==== Dataset content ====

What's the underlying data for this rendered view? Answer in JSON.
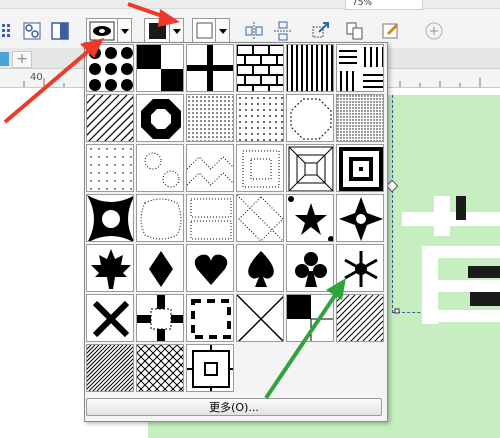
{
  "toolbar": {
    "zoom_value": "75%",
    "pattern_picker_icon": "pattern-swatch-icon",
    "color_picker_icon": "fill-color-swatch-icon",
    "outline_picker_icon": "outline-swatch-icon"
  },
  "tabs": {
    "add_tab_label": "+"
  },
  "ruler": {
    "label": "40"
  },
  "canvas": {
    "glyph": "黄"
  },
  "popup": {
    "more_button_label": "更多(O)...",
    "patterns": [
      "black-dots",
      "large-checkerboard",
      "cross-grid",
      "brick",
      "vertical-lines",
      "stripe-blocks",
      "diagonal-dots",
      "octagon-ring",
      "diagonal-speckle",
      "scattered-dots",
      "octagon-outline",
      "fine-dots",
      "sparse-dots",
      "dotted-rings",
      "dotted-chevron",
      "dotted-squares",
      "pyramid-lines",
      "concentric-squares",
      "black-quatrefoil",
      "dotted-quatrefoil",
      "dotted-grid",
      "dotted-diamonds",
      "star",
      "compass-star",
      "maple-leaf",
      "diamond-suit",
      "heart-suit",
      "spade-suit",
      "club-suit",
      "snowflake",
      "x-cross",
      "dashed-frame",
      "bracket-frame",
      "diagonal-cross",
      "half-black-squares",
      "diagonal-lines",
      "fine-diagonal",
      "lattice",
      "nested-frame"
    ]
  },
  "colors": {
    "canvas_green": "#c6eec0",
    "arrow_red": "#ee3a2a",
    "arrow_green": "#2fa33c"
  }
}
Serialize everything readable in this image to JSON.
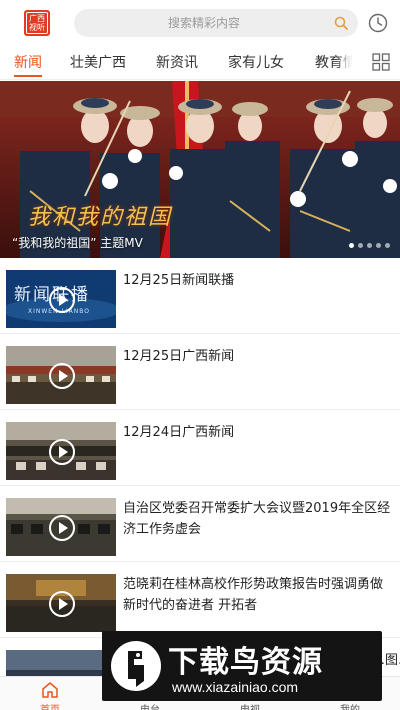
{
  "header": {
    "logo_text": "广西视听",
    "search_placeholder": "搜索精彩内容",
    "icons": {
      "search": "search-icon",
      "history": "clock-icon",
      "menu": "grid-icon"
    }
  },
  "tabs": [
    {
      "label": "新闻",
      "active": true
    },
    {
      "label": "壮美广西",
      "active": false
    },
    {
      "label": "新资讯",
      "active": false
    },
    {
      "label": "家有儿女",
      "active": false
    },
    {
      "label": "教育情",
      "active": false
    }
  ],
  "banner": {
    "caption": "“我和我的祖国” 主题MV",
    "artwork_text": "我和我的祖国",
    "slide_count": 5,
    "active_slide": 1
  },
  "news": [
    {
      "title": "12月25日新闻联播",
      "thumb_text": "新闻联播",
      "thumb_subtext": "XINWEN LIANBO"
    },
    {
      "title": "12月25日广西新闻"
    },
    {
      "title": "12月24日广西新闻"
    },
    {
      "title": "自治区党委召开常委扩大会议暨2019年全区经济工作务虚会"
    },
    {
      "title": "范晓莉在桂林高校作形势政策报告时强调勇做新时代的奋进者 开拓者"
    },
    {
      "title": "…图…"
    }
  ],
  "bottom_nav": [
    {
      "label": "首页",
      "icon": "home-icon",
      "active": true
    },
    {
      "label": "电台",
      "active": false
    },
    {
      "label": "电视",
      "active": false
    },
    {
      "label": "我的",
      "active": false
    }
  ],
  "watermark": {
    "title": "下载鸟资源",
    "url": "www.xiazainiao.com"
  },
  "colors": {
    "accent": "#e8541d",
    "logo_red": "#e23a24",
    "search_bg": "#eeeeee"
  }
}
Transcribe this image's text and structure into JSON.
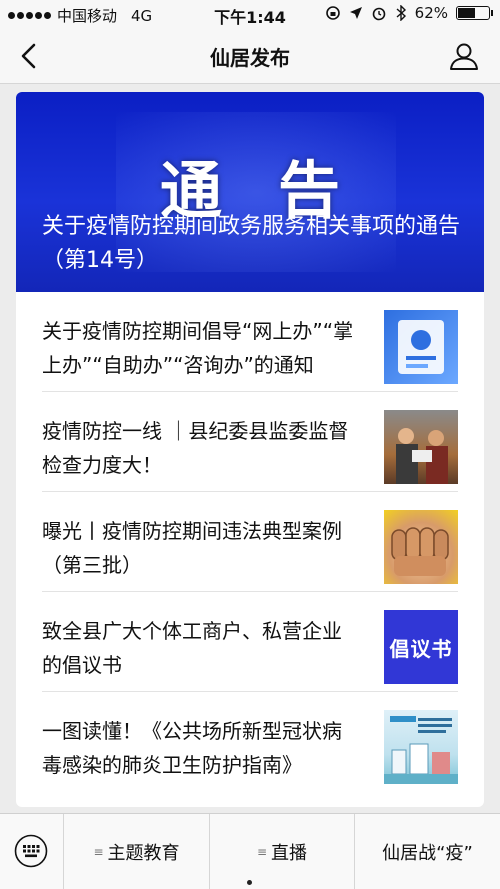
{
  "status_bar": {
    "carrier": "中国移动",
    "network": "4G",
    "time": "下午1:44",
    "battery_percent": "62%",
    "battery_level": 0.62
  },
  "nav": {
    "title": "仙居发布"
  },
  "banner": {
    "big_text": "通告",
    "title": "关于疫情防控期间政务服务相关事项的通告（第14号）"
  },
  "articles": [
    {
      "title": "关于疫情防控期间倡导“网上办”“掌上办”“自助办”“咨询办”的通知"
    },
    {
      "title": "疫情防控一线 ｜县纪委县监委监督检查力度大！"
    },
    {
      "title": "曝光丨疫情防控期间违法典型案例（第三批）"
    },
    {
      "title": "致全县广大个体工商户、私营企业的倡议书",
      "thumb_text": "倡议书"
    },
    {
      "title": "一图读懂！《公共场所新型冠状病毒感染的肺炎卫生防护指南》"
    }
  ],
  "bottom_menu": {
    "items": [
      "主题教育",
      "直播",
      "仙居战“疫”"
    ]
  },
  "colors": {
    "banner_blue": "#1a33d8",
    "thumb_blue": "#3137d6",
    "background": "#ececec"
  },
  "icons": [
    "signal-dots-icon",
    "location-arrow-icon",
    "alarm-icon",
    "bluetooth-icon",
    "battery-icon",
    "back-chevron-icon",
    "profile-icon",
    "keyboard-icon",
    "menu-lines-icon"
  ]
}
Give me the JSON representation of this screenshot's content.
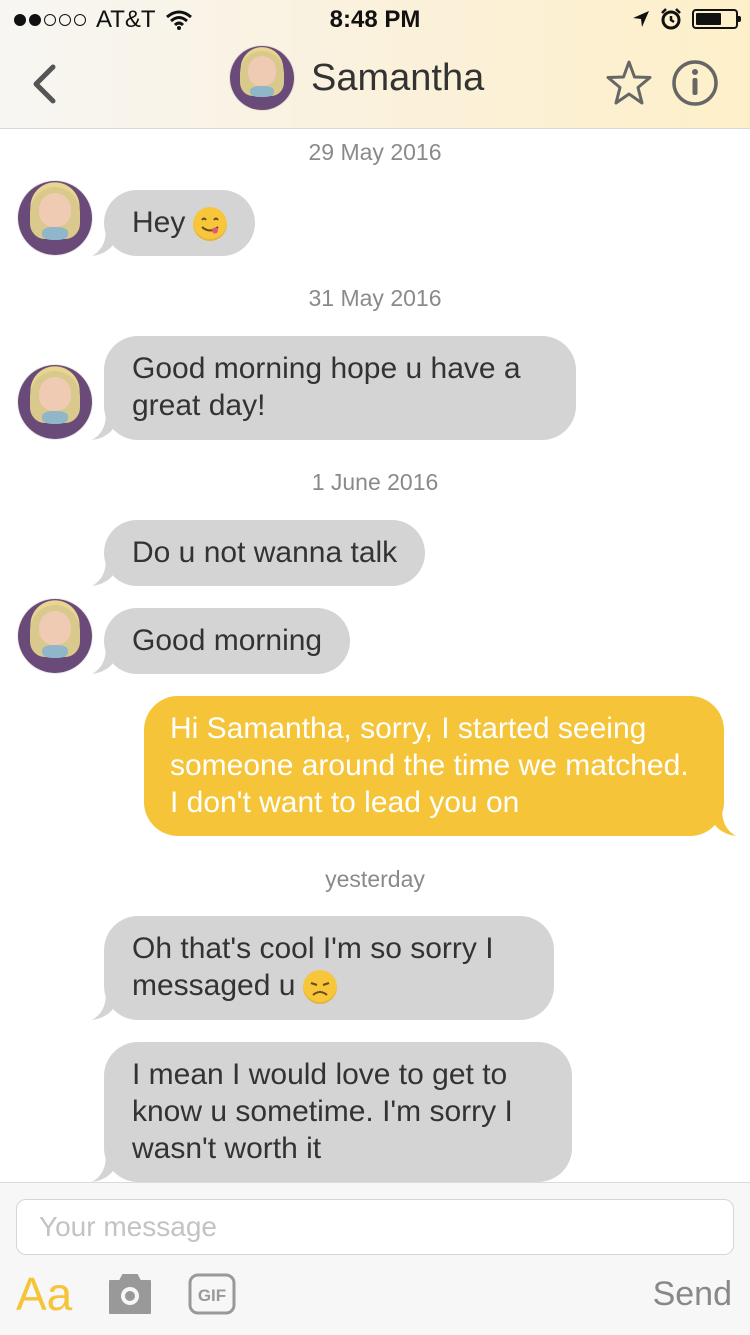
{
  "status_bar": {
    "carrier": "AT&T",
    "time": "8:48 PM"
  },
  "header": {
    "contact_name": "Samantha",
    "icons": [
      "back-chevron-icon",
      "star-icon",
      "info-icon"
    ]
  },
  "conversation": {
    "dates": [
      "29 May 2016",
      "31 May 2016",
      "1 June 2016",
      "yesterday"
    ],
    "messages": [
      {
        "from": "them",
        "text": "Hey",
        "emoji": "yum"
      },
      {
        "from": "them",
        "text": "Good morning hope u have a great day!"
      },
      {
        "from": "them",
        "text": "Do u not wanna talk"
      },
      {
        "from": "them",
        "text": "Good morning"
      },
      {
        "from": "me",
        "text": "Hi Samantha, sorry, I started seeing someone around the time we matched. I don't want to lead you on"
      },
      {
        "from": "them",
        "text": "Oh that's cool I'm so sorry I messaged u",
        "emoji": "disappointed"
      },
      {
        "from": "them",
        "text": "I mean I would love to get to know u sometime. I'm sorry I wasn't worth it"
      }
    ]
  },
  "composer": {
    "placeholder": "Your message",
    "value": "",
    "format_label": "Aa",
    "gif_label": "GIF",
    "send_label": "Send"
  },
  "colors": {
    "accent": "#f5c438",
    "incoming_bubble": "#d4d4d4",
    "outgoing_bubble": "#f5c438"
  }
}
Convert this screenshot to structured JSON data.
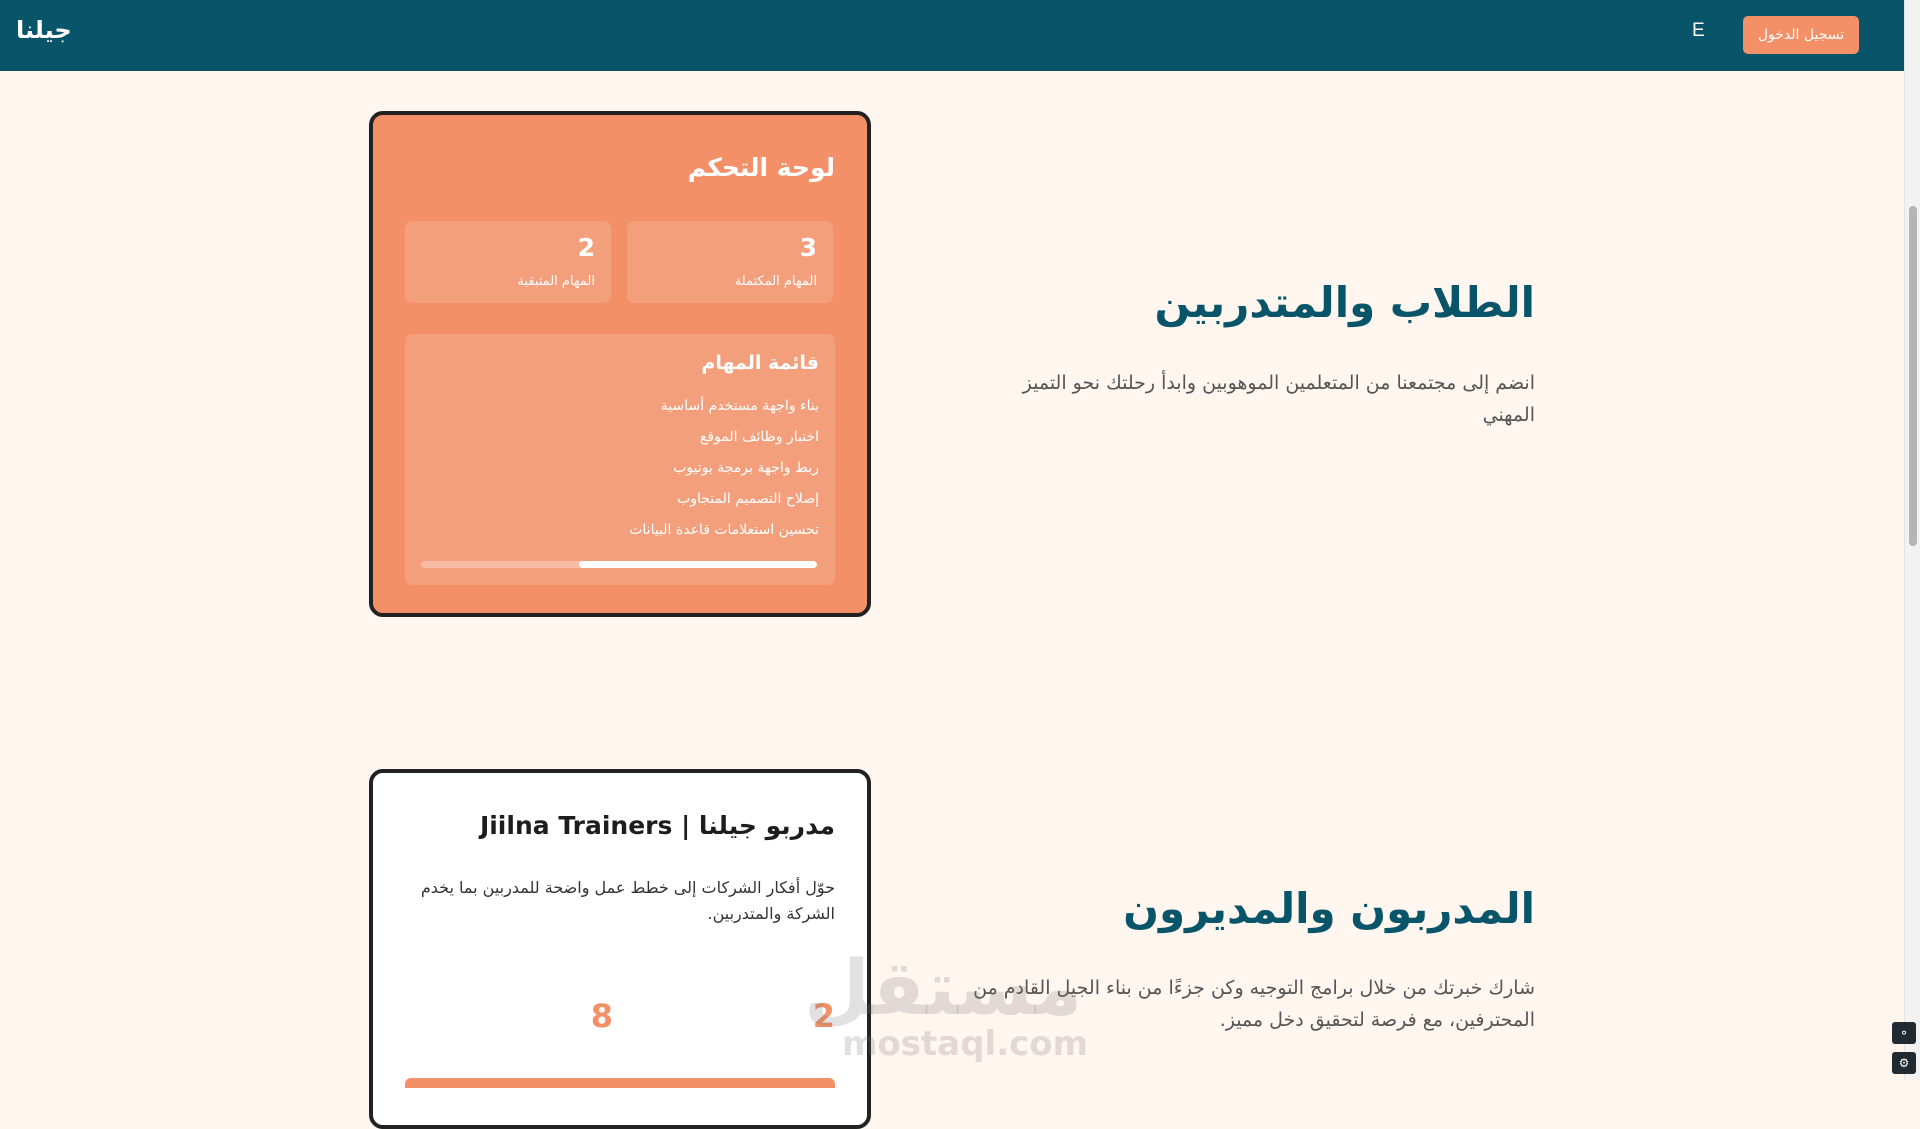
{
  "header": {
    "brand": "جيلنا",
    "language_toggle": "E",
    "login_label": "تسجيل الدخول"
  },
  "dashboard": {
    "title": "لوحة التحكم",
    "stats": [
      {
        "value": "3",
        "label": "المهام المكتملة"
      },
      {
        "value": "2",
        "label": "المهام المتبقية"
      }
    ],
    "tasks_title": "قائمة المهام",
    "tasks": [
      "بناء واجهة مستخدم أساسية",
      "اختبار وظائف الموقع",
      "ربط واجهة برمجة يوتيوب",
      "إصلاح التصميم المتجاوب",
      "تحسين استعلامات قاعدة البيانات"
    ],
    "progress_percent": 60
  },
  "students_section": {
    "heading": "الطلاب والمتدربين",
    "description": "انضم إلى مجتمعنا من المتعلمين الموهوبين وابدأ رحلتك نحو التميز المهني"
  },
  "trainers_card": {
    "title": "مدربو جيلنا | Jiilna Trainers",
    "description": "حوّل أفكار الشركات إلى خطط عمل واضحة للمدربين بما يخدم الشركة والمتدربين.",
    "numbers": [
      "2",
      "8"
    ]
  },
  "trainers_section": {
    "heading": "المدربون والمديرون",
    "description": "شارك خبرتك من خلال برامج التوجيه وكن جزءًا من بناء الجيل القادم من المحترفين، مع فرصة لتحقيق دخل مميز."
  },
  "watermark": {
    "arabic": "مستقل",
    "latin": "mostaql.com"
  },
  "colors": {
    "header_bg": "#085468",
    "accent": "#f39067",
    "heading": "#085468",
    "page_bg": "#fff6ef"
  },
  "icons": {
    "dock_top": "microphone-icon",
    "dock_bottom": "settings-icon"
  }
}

====

Exercise goal: Return the listing above word for word, with the pictures removed.

Response:
What's the underlying data for this rendered view? Answer in JSON.
{
  "toolbar": {
    "zoom_value": "75%",
    "pattern_picker_icon": "pattern-swatch-icon",
    "color_picker_icon": "fill-color-swatch-icon",
    "outline_picker_icon": "outline-swatch-icon"
  },
  "tabs": {
    "add_tab_label": "+"
  },
  "ruler": {
    "label": "40"
  },
  "canvas": {
    "glyph": "黄"
  },
  "popup": {
    "more_button_label": "更多(O)...",
    "patterns": [
      "black-dots",
      "large-checkerboard",
      "cross-grid",
      "brick",
      "vertical-lines",
      "stripe-blocks",
      "diagonal-dots",
      "octagon-ring",
      "diagonal-speckle",
      "scattered-dots",
      "octagon-outline",
      "fine-dots",
      "sparse-dots",
      "dotted-rings",
      "dotted-chevron",
      "dotted-squares",
      "pyramid-lines",
      "concentric-squares",
      "black-quatrefoil",
      "dotted-quatrefoil",
      "dotted-grid",
      "dotted-diamonds",
      "star",
      "compass-star",
      "maple-leaf",
      "diamond-suit",
      "heart-suit",
      "spade-suit",
      "club-suit",
      "snowflake",
      "x-cross",
      "dashed-frame",
      "bracket-frame",
      "diagonal-cross",
      "half-black-squares",
      "diagonal-lines",
      "fine-diagonal",
      "lattice",
      "nested-frame"
    ]
  },
  "colors": {
    "canvas_green": "#c6eec0",
    "arrow_red": "#ee3a2a",
    "arrow_green": "#2fa33c"
  }
}
Serialize everything readable in this image to JSON.
{
  "header": {
    "logo_text": "广西视听",
    "search_placeholder": "搜索精彩内容",
    "icons": {
      "search": "search-icon",
      "history": "clock-icon",
      "menu": "grid-icon"
    }
  },
  "tabs": [
    {
      "label": "新闻",
      "active": true
    },
    {
      "label": "壮美广西",
      "active": false
    },
    {
      "label": "新资讯",
      "active": false
    },
    {
      "label": "家有儿女",
      "active": false
    },
    {
      "label": "教育情",
      "active": false
    }
  ],
  "banner": {
    "caption": "“我和我的祖国” 主题MV",
    "artwork_text": "我和我的祖国",
    "slide_count": 5,
    "active_slide": 1
  },
  "news": [
    {
      "title": "12月25日新闻联播",
      "thumb_text": "新闻联播",
      "thumb_subtext": "XINWEN LIANBO"
    },
    {
      "title": "12月25日广西新闻"
    },
    {
      "title": "12月24日广西新闻"
    },
    {
      "title": "自治区党委召开常委扩大会议暨2019年全区经济工作务虚会"
    },
    {
      "title": "范晓莉在桂林高校作形势政策报告时强调勇做新时代的奋进者 开拓者"
    },
    {
      "title": "…图…"
    }
  ],
  "bottom_nav": [
    {
      "label": "首页",
      "icon": "home-icon",
      "active": true
    },
    {
      "label": "电台",
      "active": false
    },
    {
      "label": "电视",
      "active": false
    },
    {
      "label": "我的",
      "active": false
    }
  ],
  "watermark": {
    "title": "下载鸟资源",
    "url": "www.xiazainiao.com"
  },
  "colors": {
    "accent": "#e8541d",
    "logo_red": "#e23a24",
    "search_bg": "#eeeeee"
  }
}
Transcribe this image's text and structure into JSON.
{
  "status_bar": {
    "carrier": "中国移动",
    "network": "4G",
    "time": "下午1:44",
    "battery_percent": "62%",
    "battery_level": 0.62
  },
  "nav": {
    "title": "仙居发布"
  },
  "banner": {
    "big_text": "通告",
    "title": "关于疫情防控期间政务服务相关事项的通告（第14号）"
  },
  "articles": [
    {
      "title": "关于疫情防控期间倡导“网上办”“掌上办”“自助办”“咨询办”的通知"
    },
    {
      "title": "疫情防控一线 ｜县纪委县监委监督检查力度大！"
    },
    {
      "title": "曝光丨疫情防控期间违法典型案例（第三批）"
    },
    {
      "title": "致全县广大个体工商户、私营企业的倡议书",
      "thumb_text": "倡议书"
    },
    {
      "title": "一图读懂！《公共场所新型冠状病毒感染的肺炎卫生防护指南》"
    }
  ],
  "bottom_menu": {
    "items": [
      "主题教育",
      "直播",
      "仙居战“疫”"
    ]
  },
  "colors": {
    "banner_blue": "#1a33d8",
    "thumb_blue": "#3137d6",
    "background": "#ececec"
  },
  "icons": [
    "signal-dots-icon",
    "location-arrow-icon",
    "alarm-icon",
    "bluetooth-icon",
    "battery-icon",
    "back-chevron-icon",
    "profile-icon",
    "keyboard-icon",
    "menu-lines-icon"
  ]
}
Give me the JSON representation of this screenshot's content.
{
  "status_bar": {
    "carrier": "AT&T",
    "time": "8:48 PM"
  },
  "header": {
    "contact_name": "Samantha",
    "icons": [
      "back-chevron-icon",
      "star-icon",
      "info-icon"
    ]
  },
  "conversation": {
    "dates": [
      "29 May 2016",
      "31 May 2016",
      "1 June 2016",
      "yesterday"
    ],
    "messages": [
      {
        "from": "them",
        "text": "Hey",
        "emoji": "yum"
      },
      {
        "from": "them",
        "text": "Good morning hope u have a great day!"
      },
      {
        "from": "them",
        "text": "Do u not wanna talk"
      },
      {
        "from": "them",
        "text": "Good morning"
      },
      {
        "from": "me",
        "text": "Hi Samantha, sorry, I started seeing someone around the time we matched. I don't want to lead you on"
      },
      {
        "from": "them",
        "text": "Oh that's cool I'm so sorry I messaged u",
        "emoji": "disappointed"
      },
      {
        "from": "them",
        "text": "I mean I would love to get to know u sometime. I'm sorry I wasn't worth it"
      }
    ]
  },
  "composer": {
    "placeholder": "Your message",
    "value": "",
    "format_label": "Aa",
    "gif_label": "GIF",
    "send_label": "Send"
  },
  "colors": {
    "accent": "#f5c438",
    "incoming_bubble": "#d4d4d4",
    "outgoing_bubble": "#f5c438"
  }
}
Convert this screenshot to structured JSON data.
{
  "header": {
    "brand": "جيلنا",
    "language_toggle": "E",
    "login_label": "تسجيل الدخول"
  },
  "dashboard": {
    "title": "لوحة التحكم",
    "stats": [
      {
        "value": "3",
        "label": "المهام المكتملة"
      },
      {
        "value": "2",
        "label": "المهام المتبقية"
      }
    ],
    "tasks_title": "قائمة المهام",
    "tasks": [
      "بناء واجهة مستخدم أساسية",
      "اختبار وظائف الموقع",
      "ربط واجهة برمجة يوتيوب",
      "إصلاح التصميم المتجاوب",
      "تحسين استعلامات قاعدة البيانات"
    ],
    "progress_percent": 60
  },
  "students_section": {
    "heading": "الطلاب والمتدربين",
    "description": "انضم إلى مجتمعنا من المتعلمين الموهوبين وابدأ رحلتك نحو التميز المهني"
  },
  "trainers_card": {
    "title": "مدربو جيلنا | Jiilna Trainers",
    "description": "حوّل أفكار الشركات إلى خطط عمل واضحة للمدربين بما يخدم الشركة والمتدربين.",
    "numbers": [
      "2",
      "8"
    ]
  },
  "trainers_section": {
    "heading": "المدربون والمديرون",
    "description": "شارك خبرتك من خلال برامج التوجيه وكن جزءًا من بناء الجيل القادم من المحترفين، مع فرصة لتحقيق دخل مميز."
  },
  "watermark": {
    "arabic": "مستقل",
    "latin": "mostaql.com"
  },
  "colors": {
    "header_bg": "#085468",
    "accent": "#f39067",
    "heading": "#085468",
    "page_bg": "#fff6ef"
  },
  "icons": {
    "dock_top": "microphone-icon",
    "dock_bottom": "settings-icon"
  }
}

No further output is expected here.